**抜粋本文:**

※

これまではcalculate_rectangle_areacalculate_circle_areaのようにオブジェクトごとに面積計算のメソッドを作成していました。

しかし、RectangleクラスとCircleクラスがともにShapeクラスを継承したことで、calculate_areaメソッドという1つのメソッドで、どんなShapeのクラスでも面積を計算できるようになりました。

このようにポリモーフィズムを使えばオブジェクトを使う側の実装コストを軽減させることができます。

練習問題

ここでポリモーフィズムを使う練習をしましょう。

現在、あなたはコンビニのレジの支払いシステムを作っているとします。

レジでの支払いには現金、クレジットカードが使えます。

現在のコードは以下のように実装されています。

class CashPaymentService():
    def __init__(self):
        pass
        
    def pay(self):
        # 現金を使う場合の支払い処理
        pass

class CreditCardPaymentService():
    def __init__(self):
        pass

    def pay(self):
        # クレジットカードを使う場合の支払い処理
        pass

def pay_with_cash(cashPaymentService):
    cashPaymentService.pay()

※

**提供資料:**
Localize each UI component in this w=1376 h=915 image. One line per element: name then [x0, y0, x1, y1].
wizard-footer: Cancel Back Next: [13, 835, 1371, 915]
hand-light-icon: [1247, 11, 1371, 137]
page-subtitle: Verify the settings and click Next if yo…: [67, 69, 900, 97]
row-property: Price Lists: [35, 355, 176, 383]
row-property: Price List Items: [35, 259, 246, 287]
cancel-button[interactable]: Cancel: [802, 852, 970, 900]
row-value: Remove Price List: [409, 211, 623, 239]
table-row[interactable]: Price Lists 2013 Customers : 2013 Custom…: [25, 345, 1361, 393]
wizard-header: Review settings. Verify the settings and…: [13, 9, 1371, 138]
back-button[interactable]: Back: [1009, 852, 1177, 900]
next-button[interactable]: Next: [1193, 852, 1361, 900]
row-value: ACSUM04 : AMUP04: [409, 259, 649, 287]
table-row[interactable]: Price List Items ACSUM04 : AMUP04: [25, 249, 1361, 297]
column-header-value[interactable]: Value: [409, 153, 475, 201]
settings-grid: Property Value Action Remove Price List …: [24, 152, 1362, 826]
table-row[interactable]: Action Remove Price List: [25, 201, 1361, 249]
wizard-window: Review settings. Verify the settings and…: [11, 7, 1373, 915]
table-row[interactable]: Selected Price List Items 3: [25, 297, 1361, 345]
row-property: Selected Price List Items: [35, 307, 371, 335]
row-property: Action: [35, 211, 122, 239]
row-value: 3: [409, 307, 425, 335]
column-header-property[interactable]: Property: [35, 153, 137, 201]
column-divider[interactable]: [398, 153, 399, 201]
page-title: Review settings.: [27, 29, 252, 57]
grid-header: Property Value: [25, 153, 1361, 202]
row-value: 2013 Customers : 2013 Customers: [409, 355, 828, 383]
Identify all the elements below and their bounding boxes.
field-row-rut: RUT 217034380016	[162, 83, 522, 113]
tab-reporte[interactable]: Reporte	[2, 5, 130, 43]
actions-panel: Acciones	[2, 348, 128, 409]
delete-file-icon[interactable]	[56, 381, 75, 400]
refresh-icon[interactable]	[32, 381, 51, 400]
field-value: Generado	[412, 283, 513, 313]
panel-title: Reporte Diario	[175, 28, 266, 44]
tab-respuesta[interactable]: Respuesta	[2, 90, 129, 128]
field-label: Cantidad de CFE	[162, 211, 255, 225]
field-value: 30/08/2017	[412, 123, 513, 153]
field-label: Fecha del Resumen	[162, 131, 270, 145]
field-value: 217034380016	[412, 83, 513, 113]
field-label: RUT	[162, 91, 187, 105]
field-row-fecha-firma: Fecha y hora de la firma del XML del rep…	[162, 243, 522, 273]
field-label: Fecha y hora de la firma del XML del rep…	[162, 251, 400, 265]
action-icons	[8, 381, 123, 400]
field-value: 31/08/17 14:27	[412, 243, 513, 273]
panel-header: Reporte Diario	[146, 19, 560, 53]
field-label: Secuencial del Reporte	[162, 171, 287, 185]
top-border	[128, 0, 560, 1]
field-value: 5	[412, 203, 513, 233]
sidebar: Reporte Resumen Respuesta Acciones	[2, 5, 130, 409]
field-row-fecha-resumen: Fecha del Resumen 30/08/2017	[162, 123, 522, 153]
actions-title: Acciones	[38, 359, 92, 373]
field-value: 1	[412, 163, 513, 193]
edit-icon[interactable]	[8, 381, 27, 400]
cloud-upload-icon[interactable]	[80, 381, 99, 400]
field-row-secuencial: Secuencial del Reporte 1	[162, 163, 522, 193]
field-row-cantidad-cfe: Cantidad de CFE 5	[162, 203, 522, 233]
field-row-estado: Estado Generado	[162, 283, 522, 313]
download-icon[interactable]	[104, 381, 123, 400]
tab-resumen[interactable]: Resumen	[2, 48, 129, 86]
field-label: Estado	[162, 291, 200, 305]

※

**課題一覧:**
1) ポリモーフィズムを説明する抜粋本文に名前が出てくるクラスを、すべて挙げてください。
2) ポリモーフィズムの抜粋本文の練習問題によると、レジでの支払いには何が使えますか。
3) ポリモーフィズムを解説する抜粋本文の続きを、最後に示された行の後から書き進めてください。

**各課題の解答:**
1) Rectangle、Circle、Shape、CashPaymentService、CreditCardPaymentService

2) 現金とクレジットカードが使えます。

3)
def pay_with_credit_card(creditCardPaymentService):
    creditCardPaymentService.pay()

if user_input == "cash":
    cash_payment_service = CashPaymentService()
    pay_with_cash(cash_payment_service)
if user_input == "credit_card":
    credit_card_payment_service = CreditCardPaymentService()
    pay_with_credit_card(credit_card_payment_service)

ここで支払い方法として「バーコードPay」という決済方法を追加することになりました。

「バーコードPay」を追加するにあたって、ポリモーフィズムを使ってコードを整理したいです。

上記のコードをポリモーフィズムを使って書き換えた後、「バーコードPay」の支払いを処理する「BarcodePayPaymentServiceクラス」を実装し、user_inputが「barcode_pay」のときに支払いが「バーコードPay」を使用して処理されるようなコードを書いてください。

練習問題の解答例

まずは与えられたコードをポリモーフィズムを使って書き換えます。

ここでは、それぞれの支払いサービスを「PaymentService」として抽象化することを考えます。

それぞれの支払いサービスはpayメソッドを持っています。

よって、以下のようにPaymentServiceクラスを定義して、それぞれの支払いサービスに継承させます。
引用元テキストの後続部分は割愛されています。